◆ **Exercise goal**
Reproduce the data below word for word, leaving every line unchanged.
-------- Exercise data --------
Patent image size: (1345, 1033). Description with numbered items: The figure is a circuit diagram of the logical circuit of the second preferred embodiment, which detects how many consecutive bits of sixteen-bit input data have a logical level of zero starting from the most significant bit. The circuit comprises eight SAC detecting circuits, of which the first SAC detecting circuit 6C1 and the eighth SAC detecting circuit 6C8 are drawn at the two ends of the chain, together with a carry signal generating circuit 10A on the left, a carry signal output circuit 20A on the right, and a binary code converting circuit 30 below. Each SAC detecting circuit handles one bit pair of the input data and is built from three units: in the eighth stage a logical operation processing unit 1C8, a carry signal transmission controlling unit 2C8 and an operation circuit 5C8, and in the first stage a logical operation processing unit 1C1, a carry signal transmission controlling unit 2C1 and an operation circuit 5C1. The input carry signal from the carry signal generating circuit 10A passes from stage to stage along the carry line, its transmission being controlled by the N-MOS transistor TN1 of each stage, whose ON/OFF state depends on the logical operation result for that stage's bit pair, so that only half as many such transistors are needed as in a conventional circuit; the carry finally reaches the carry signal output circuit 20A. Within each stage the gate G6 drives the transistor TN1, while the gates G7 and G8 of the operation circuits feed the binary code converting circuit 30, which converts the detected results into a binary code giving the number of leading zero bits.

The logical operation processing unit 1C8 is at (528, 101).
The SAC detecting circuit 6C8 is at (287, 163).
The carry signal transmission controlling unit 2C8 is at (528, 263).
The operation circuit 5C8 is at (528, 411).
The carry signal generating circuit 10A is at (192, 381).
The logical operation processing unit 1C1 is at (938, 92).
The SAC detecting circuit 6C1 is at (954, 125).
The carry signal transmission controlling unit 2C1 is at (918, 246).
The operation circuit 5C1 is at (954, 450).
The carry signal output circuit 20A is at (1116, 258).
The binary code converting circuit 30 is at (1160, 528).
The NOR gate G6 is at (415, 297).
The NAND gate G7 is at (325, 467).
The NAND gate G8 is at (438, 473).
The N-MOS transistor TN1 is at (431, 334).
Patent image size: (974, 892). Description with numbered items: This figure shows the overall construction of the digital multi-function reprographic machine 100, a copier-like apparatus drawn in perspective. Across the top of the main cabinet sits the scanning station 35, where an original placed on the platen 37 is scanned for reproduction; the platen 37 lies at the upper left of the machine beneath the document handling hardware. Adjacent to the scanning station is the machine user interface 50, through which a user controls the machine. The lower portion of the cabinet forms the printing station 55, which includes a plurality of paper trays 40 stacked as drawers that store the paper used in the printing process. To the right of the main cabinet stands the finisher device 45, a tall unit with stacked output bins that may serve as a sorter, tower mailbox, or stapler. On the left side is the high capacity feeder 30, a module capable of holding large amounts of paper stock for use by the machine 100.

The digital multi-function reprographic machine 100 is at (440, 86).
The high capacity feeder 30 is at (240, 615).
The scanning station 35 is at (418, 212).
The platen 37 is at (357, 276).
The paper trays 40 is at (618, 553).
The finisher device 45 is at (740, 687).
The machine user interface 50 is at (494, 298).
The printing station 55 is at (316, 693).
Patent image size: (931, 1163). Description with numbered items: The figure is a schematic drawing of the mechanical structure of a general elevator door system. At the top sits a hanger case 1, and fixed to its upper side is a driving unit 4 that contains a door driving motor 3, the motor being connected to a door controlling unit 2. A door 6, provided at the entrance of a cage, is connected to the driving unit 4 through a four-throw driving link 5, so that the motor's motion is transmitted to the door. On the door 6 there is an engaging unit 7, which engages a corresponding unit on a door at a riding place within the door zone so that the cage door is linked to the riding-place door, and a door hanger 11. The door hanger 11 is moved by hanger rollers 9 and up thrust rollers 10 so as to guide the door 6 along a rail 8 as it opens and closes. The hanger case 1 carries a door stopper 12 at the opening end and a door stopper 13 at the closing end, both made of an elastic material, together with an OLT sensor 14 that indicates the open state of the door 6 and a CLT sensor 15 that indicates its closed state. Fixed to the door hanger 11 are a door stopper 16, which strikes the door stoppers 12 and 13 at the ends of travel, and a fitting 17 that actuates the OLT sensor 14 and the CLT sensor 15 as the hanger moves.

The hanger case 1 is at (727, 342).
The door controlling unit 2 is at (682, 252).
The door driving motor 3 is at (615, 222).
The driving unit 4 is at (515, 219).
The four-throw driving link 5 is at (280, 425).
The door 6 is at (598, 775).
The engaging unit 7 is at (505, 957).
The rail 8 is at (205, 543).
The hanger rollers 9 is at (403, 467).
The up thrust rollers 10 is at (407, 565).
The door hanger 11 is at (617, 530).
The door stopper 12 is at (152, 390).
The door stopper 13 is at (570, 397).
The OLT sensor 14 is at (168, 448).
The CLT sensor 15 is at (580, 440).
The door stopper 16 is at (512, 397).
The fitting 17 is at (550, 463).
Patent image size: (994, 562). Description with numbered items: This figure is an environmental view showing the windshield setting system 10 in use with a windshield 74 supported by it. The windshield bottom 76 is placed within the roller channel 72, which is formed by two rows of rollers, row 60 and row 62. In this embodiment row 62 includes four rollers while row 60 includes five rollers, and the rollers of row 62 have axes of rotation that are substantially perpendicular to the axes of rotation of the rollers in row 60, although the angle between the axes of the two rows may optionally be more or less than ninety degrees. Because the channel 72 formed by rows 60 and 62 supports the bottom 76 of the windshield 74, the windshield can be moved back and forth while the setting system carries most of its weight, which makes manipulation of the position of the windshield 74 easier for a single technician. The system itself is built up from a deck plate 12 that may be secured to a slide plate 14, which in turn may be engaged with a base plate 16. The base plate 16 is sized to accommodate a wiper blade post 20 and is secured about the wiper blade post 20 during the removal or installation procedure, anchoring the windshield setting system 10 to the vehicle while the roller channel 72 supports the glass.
--------
◆ **Task result**
Patent image size: (1345, 1033). Description with numbered items: The figure is a circuit diagram of the logical circuit of the second preferred embodiment, which detects how many consecutive bits of sixteen-bit input data have a logical level of zero starting from the most significant bit. The circuit comprises eight SAC detecting circuits, of which the first SAC detecting circuit 6C1 and the eighth SAC detecting circuit 6C8 are drawn at the two ends of the chain, together with a carry signal generating circuit 10A on the left, a carry signal output circuit 20A on the right, and a binary code converting circuit 30 below. Each SAC detecting circuit handles one bit pair of the input data and is built from three units: in the eighth stage a logical operation processing unit 1C8, a carry signal transmission controlling unit 2C8 and an operation circuit 5C8, and in the first stage a logical operation processing unit 1C1, a carry signal transmission controlling unit 2C1 and an operation circuit 5C1. The input carry signal from the carry signal generating circuit 10A passes from stage to stage along the carry line, its transmission being controlled by the N-MOS transistor TN1 of each stage, whose ON/OFF state depends on the logical operation result for that stage's bit pair, so that only half as many such transistors are needed as in a conventional circuit; the carry finally reaches the carry signal output circuit 20A. Within each stage the gate G6 drives the transistor TN1, while the gates G7 and G8 of the operation circuits feed the binary code converting circuit 30, which converts the detected results into a binary code giving the number of leading zero bits.

The logical operation processing unit 1C8 is at (528, 101).
The SAC detecting circuit 6C8 is at (287, 163).
The carry signal transmission controlling unit 2C8 is at (528, 263).
The operation circuit 5C8 is at (528, 411).
The carry signal generating circuit 10A is at (192, 381).
The logical operation processing unit 1C1 is at (938, 92).
The SAC detecting circuit 6C1 is at (954, 125).
The carry signal transmission controlling unit 2C1 is at (918, 246).
The operation circuit 5C1 is at (954, 450).
The carry signal output circuit 20A is at (1116, 258).
The binary code converting circuit 30 is at (1160, 528).
The NOR gate G6 is at (415, 297).
The NAND gate G7 is at (325, 467).
The NAND gate G8 is at (438, 473).
The N-MOS transistor TN1 is at (431, 334).
Patent image size: (974, 892). Description with numbered items: This figure shows the overall construction of the digital multi-function reprographic machine 100, a copier-like apparatus drawn in perspective. Across the top of the main cabinet sits the scanning station 35, where an original placed on the platen 37 is scanned for reproduction; the platen 37 lies at the upper left of the machine beneath the document handling hardware. Adjacent to the scanning station is the machine user interface 50, through which a user controls the machine. The lower portion of the cabinet forms the printing station 55, which includes a plurality of paper trays 40 stacked as drawers that store the paper used in the printing process. To the right of the main cabinet stands the finisher device 45, a tall unit with stacked output bins that may serve as a sorter, tower mailbox, or stapler. On the left side is the high capacity feeder 30, a module capable of holding large amounts of paper stock for use by the machine 100.

The digital multi-function reprographic machine 100 is at (440, 86).
The high capacity feeder 30 is at (240, 615).
The scanning station 35 is at (418, 212).
The platen 37 is at (357, 276).
The paper trays 40 is at (618, 553).
The finisher device 45 is at (740, 687).
The machine user interface 50 is at (494, 298).
The printing station 55 is at (316, 693).
Patent image size: (931, 1163). Description with numbered items: The figure is a schematic drawing of the mechanical structure of a general elevator door system. At the top sits a hanger case 1, and fixed to its upper side is a driving unit 4 that contains a door driving motor 3, the motor being connected to a door controlling unit 2. A door 6, provided at the entrance of a cage, is connected to the driving unit 4 through a four-throw driving link 5, so that the motor's motion is transmitted to the door. On the door 6 there is an engaging unit 7, which engages a corresponding unit on a door at a riding place within the door zone so that the cage door is linked to the riding-place door, and a door hanger 11. The door hanger 11 is moved by hanger rollers 9 and up thrust rollers 10 so as to guide the door 6 along a rail 8 as it opens and closes. The hanger case 1 carries a door stopper 12 at the opening end and a door stopper 13 at the closing end, both made of an elastic material, together with an OLT sensor 14 that indicates the open state of the door 6 and a CLT sensor 15 that indicates its closed state. Fixed to the door hanger 11 are a door stopper 16, which strikes the door stoppers 12 and 13 at the ends of travel, and a fitting 17 that actuates the OLT sensor 14 and the CLT sensor 15 as the hanger moves.

The hanger case 1 is at (727, 342).
The door controlling unit 2 is at (682, 252).
The door driving motor 3 is at (615, 222).
The driving unit 4 is at (515, 219).
The four-throw driving link 5 is at (280, 425).
The door 6 is at (598, 775).
The engaging unit 7 is at (505, 957).
The rail 8 is at (205, 543).
The hanger rollers 9 is at (403, 467).
The up thrust rollers 10 is at (407, 565).
The door hanger 11 is at (617, 530).
The door stopper 12 is at (152, 390).
The door stopper 13 is at (570, 397).
The OLT sensor 14 is at (168, 448).
The CLT sensor 15 is at (580, 440).
The door stopper 16 is at (512, 397).
The fitting 17 is at (550, 463).
Patent image size: (994, 562). Description with numbered items: This figure is an environmental view showing the windshield setting system 10 in use with a windshield 74 supported by it. The windshield bottom 76 is placed within the roller channel 72, which is formed by two rows of rollers, row 60 and row 62. In this embodiment row 62 includes four rollers while row 60 includes five rollers, and the rollers of row 62 have axes of rotation that are substantially perpendicular to the axes of rotation of the rollers in row 60, although the angle between the axes of the two rows may optionally be more or less than ninety degrees. Because the channel 72 formed by rows 60 and 62 supports the bottom 76 of the windshield 74, the windshield can be moved back and forth while the setting system carries most of its weight, which makes manipulation of the position of the windshield 74 easier for a single technician. The system itself is built up from a deck plate 12 that may be secured to a slide plate 14, which in turn may be engaged with a base plate 16. The base plate 16 is sized to accommodate a wiper blade post 20 and is secured about the wiper blade post 20 during the removal or installation procedure, anchoring the windshield setting system 10 to the vehicle while the roller channel 72 supports the glass.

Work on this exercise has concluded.